● Challenge
Pull every line that holds the word "مذاکره" from the entries.

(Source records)
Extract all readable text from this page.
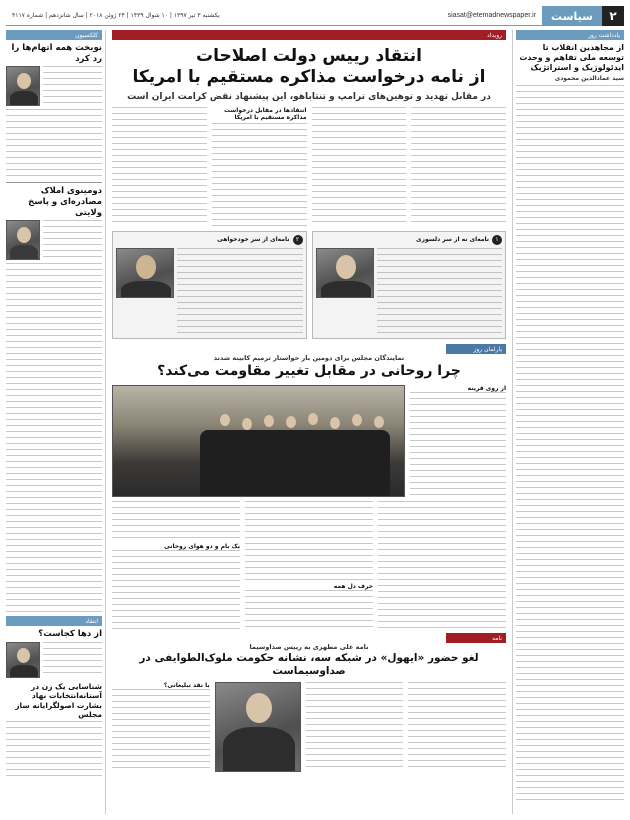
۲
سیاست
siasat@etemadnewspaper.ir
یکشنبه ۳ تیر ۱۳۹۷ | ۱۰ شوال ۱۴۳۹ | ۲۴ ژوئن ۲۰۱۸ | سال شانزدهم | شماره ۴۱۱۷
یادداشت روز
از مجاهدین انقلاب تا توسعه ملی تفاهم و وحدت ایدئولوژیک و استراتژیک
سید عمادالدین محمودی
کلکسیون
نوبخت همه اتهام‌ها را رد کرد
دومینوی املاک مصادره‌ای و پاسخ ولایتی
انتقاد
از دها کجاست؟
شناسایی یک زن در آستانه‌انتخابات نهاد بشارت اصولگرایانه ساز مجلس
رویداد
انتقاد رییس دولت اصلاحات
از نامه درخواست مذاکره مستقیم با امریکا
در مقابل تهدید و توهین‌های ترامپ و تنتاباهو، این پیشنهاد نقض کرامت ایران است
انتقادها در مقابل درخواست مذاکره مستقیم با امریکا
۱
نامه‌ای نه از سر دلسوزی
۲
نامه‌ای از سر خودخواهی
پارلمان روز
نمایندگان مجلس برای دومین بار خواستار ترمیم کابینه شدند
چرا روحانی در مقابل تغییر مقاومت می‌کند؟
از روی قرینه
حرف دل همه
یک بام و دو هوای روحانی
نامه
نامه علی مطهری به رییس صداوسیما
لغو حضور «ایهول» در شبکه سه، نشانه حکومت ملوک‌الطوایفی در صداوسیماست
با نقد تبلیغاتی؟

● In response
از نامه درخواست مذاکره مستقیم با امریکا
انتقادها در مقابل درخواست مذاکره مستقیم با امریکا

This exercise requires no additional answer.